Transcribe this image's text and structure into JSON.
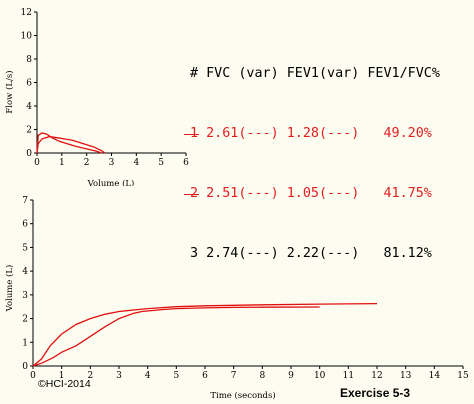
{
  "chart_data": [
    {
      "type": "line",
      "title": "",
      "xlabel": "Volume (L)",
      "ylabel": "Flow (L/s)",
      "xlim": [
        0,
        6
      ],
      "ylim": [
        0,
        12
      ],
      "x_ticks": [
        "0",
        "1",
        "2",
        "3",
        "4",
        "5",
        "6"
      ],
      "y_ticks": [
        "0",
        "2",
        "4",
        "6",
        "8",
        "10",
        "12"
      ],
      "grid": false,
      "series": [
        {
          "x": [
            0,
            0.05,
            0.2,
            0.4,
            0.6,
            0.9,
            1.2,
            1.5,
            1.8,
            2.1,
            2.4,
            2.61
          ],
          "y": [
            0,
            1.5,
            1.7,
            1.6,
            1.3,
            1.0,
            0.8,
            0.6,
            0.45,
            0.3,
            0.15,
            0
          ]
        },
        {
          "x": [
            0,
            0.05,
            0.2,
            0.5,
            0.8,
            1.1,
            1.4,
            1.7,
            2.0,
            2.3,
            2.6,
            2.74
          ],
          "y": [
            0,
            0.8,
            1.2,
            1.4,
            1.3,
            1.2,
            1.1,
            0.9,
            0.7,
            0.5,
            0.2,
            0
          ]
        }
      ]
    },
    {
      "type": "line",
      "title": "",
      "xlabel": "Time (seconds)",
      "ylabel": "Volume (L)",
      "xlim": [
        0,
        15
      ],
      "ylim": [
        0,
        7
      ],
      "x_ticks": [
        "0",
        "1",
        "2",
        "3",
        "4",
        "5",
        "6",
        "7",
        "8",
        "9",
        "10",
        "11",
        "12",
        "13",
        "14",
        "15"
      ],
      "y_ticks": [
        "0",
        "1",
        "2",
        "3",
        "4",
        "5",
        "6",
        "7"
      ],
      "grid": false,
      "series": [
        {
          "x": [
            0,
            0.3,
            0.6,
            1.0,
            1.5,
            2.0,
            2.5,
            3.0,
            3.5,
            4.0,
            5.0,
            6.0,
            8.0,
            10.0,
            12.0
          ],
          "y": [
            0,
            0.3,
            0.85,
            1.35,
            1.75,
            2.0,
            2.18,
            2.3,
            2.36,
            2.42,
            2.5,
            2.54,
            2.58,
            2.61,
            2.63
          ]
        },
        {
          "x": [
            0,
            0.3,
            0.7,
            1.0,
            1.5,
            2.0,
            2.5,
            3.0,
            3.5,
            3.8,
            4.5,
            5.0,
            6.0,
            7.0,
            8.0,
            10.0
          ],
          "y": [
            0,
            0.12,
            0.35,
            0.58,
            0.85,
            1.25,
            1.65,
            2.0,
            2.22,
            2.3,
            2.38,
            2.42,
            2.45,
            2.47,
            2.48,
            2.49
          ]
        }
      ]
    }
  ],
  "results": {
    "header": {
      "num": "#",
      "fvc": "FVC (var)",
      "fev1": "FEV1(var)",
      "ratio": "FEV1/FVC%"
    },
    "rows": [
      {
        "trial": "1",
        "fvc": "2.61(---)",
        "fev1": "1.28(---)",
        "ratio": "49.20%",
        "status": "rejected"
      },
      {
        "trial": "2",
        "fvc": "2.51(---)",
        "fev1": "1.05(---)",
        "ratio": "41.75%",
        "status": "rejected"
      },
      {
        "trial": "3",
        "fvc": "2.74(---)",
        "fev1": "2.22(---)",
        "ratio": "81.12%",
        "status": "accepted"
      }
    ]
  },
  "footer": {
    "copyright": "©HCI-2014",
    "exercise": "Exercise 5-3"
  },
  "colors": {
    "curve": "#e01010",
    "rejected_text": "#e02020",
    "background": "#fdfcf0"
  }
}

Problem description:
Look over the listing above. Pick out and copy every line that includes "xlabel".

Task answer:
      "xlabel": "Volume (L)",
      "xlabel": "Time (seconds)",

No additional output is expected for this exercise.